YOUR GOAL: Find the line containing "What does this". Retype it and every later line of the records exactly, leaving out pictures.

GIVEN INFORMATION:
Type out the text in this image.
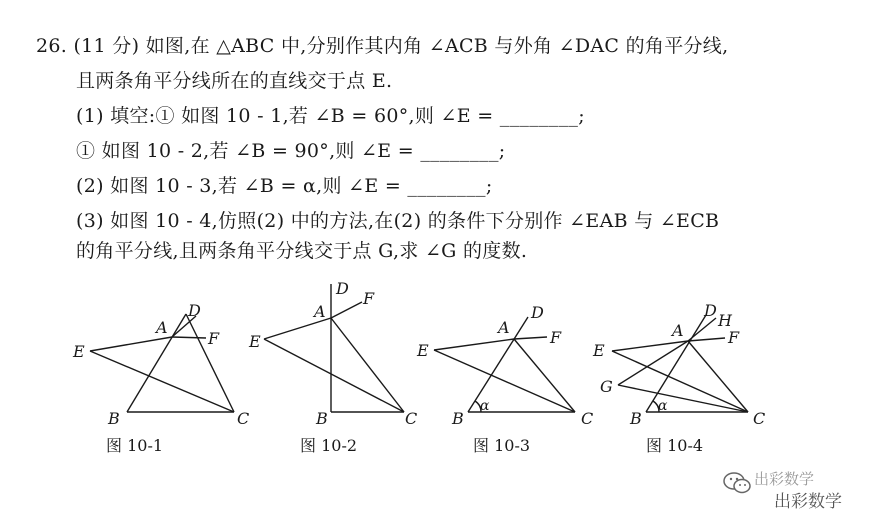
26. (11 分) 如图,在 △ABC 中,分别作其内角 ∠ACB 与外角 ∠DAC 的角平分线,
且两条角平分线所在的直线交于点 E.
(1) 填空:① 如图 10 - 1,若 ∠B = 60°,则 ∠E = ________;
① 如图 10 - 2,若 ∠B = 90°,则 ∠E = ________;
(2) 如图 10 - 3,若 ∠B = α,则 ∠E = ________;
(3) 如图 10 - 4,仿照(2) 中的方法,在(2) 的条件下分别作 ∠EAB 与 ∠ECB
的角平分线,且两条角平分线交于点 G,求 ∠G 的度数.
E
A
D
F
B	C
图 10-1
E
A
D
F
B	C
图 10-2
E
A
D
F
B	C
α
图 10-3
E
A
D
H
F
G
B	C
α
图 10-4
出彩数学
出彩数学
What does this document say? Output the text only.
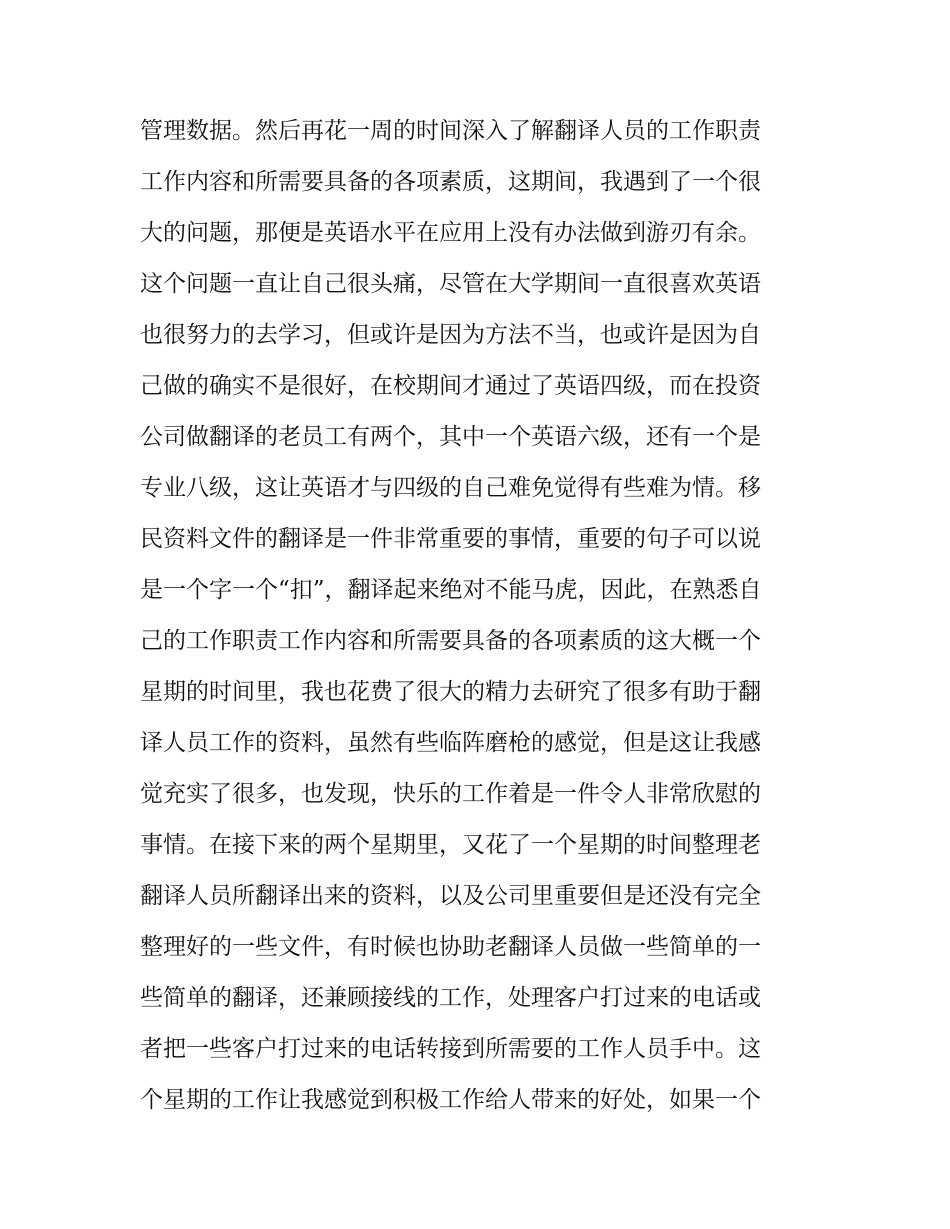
管理数据。然后再花一周的时间深入了解翻译人员的工作职责
工作内容和所需要具备的各项素质，这期间，我遇到了一个很
大的问题，那便是英语水平在应用上没有办法做到游刃有余。
这个问题一直让自己很头痛，尽管在大学期间一直很喜欢英语
也很努力的去学习，但或许是因为方法不当，也或许是因为自
己做的确实不是很好，在校期间才通过了英语四级，而在投资
公司做翻译的老员工有两个，其中一个英语六级，还有一个是
专业八级，这让英语才与四级的自己难免觉得有些难为情。移
民资料文件的翻译是一件非常重要的事情，重要的句子可以说
是一个字一个“扣”，翻译起来绝对不能马虎，因此，在熟悉自
己的工作职责工作内容和所需要具备的各项素质的这大概一个
星期的时间里，我也花费了很大的精力去研究了很多有助于翻
译人员工作的资料，虽然有些临阵磨枪的感觉，但是这让我感
觉充实了很多，也发现，快乐的工作着是一件令人非常欣慰的
事情。在接下来的两个星期里，又花了一个星期的时间整理老
翻译人员所翻译出来的资料，以及公司里重要但是还没有完全
整理好的一些文件，有时候也协助老翻译人员做一些简单的一
些简单的翻译，还兼顾接线的工作，处理客户打过来的电话或
者把一些客户打过来的电话转接到所需要的工作人员手中。这
个星期的工作让我感觉到积极工作给人带来的好处，如果一个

REPLY TO THE EXERCISE:
What does this document say? Output the text only.
管理数据。然后再花一周的时间深入了解翻译人员的工作职责
工作内容和所需要具备的各项素质，这期间，我遇到了一个很
大的问题，那便是英语水平在应用上没有办法做到游刃有余。
这个问题一直让自己很头痛，尽管在大学期间一直很喜欢英语
也很努力的去学习，但或许是因为方法不当，也或许是因为自
己做的确实不是很好，在校期间才通过了英语四级，而在投资
公司做翻译的老员工有两个，其中一个英语六级，还有一个是
专业八级，这让英语才与四级的自己难免觉得有些难为情。移
民资料文件的翻译是一件非常重要的事情，重要的句子可以说
是一个字一个“扣”，翻译起来绝对不能马虎，因此，在熟悉自
己的工作职责工作内容和所需要具备的各项素质的这大概一个
星期的时间里，我也花费了很大的精力去研究了很多有助于翻
译人员工作的资料，虽然有些临阵磨枪的感觉，但是这让我感
觉充实了很多，也发现，快乐的工作着是一件令人非常欣慰的
事情。在接下来的两个星期里，又花了一个星期的时间整理老
翻译人员所翻译出来的资料，以及公司里重要但是还没有完全
整理好的一些文件，有时候也协助老翻译人员做一些简单的一
些简单的翻译，还兼顾接线的工作，处理客户打过来的电话或
者把一些客户打过来的电话转接到所需要的工作人员手中。这
个星期的工作让我感觉到积极工作给人带来的好处，如果一个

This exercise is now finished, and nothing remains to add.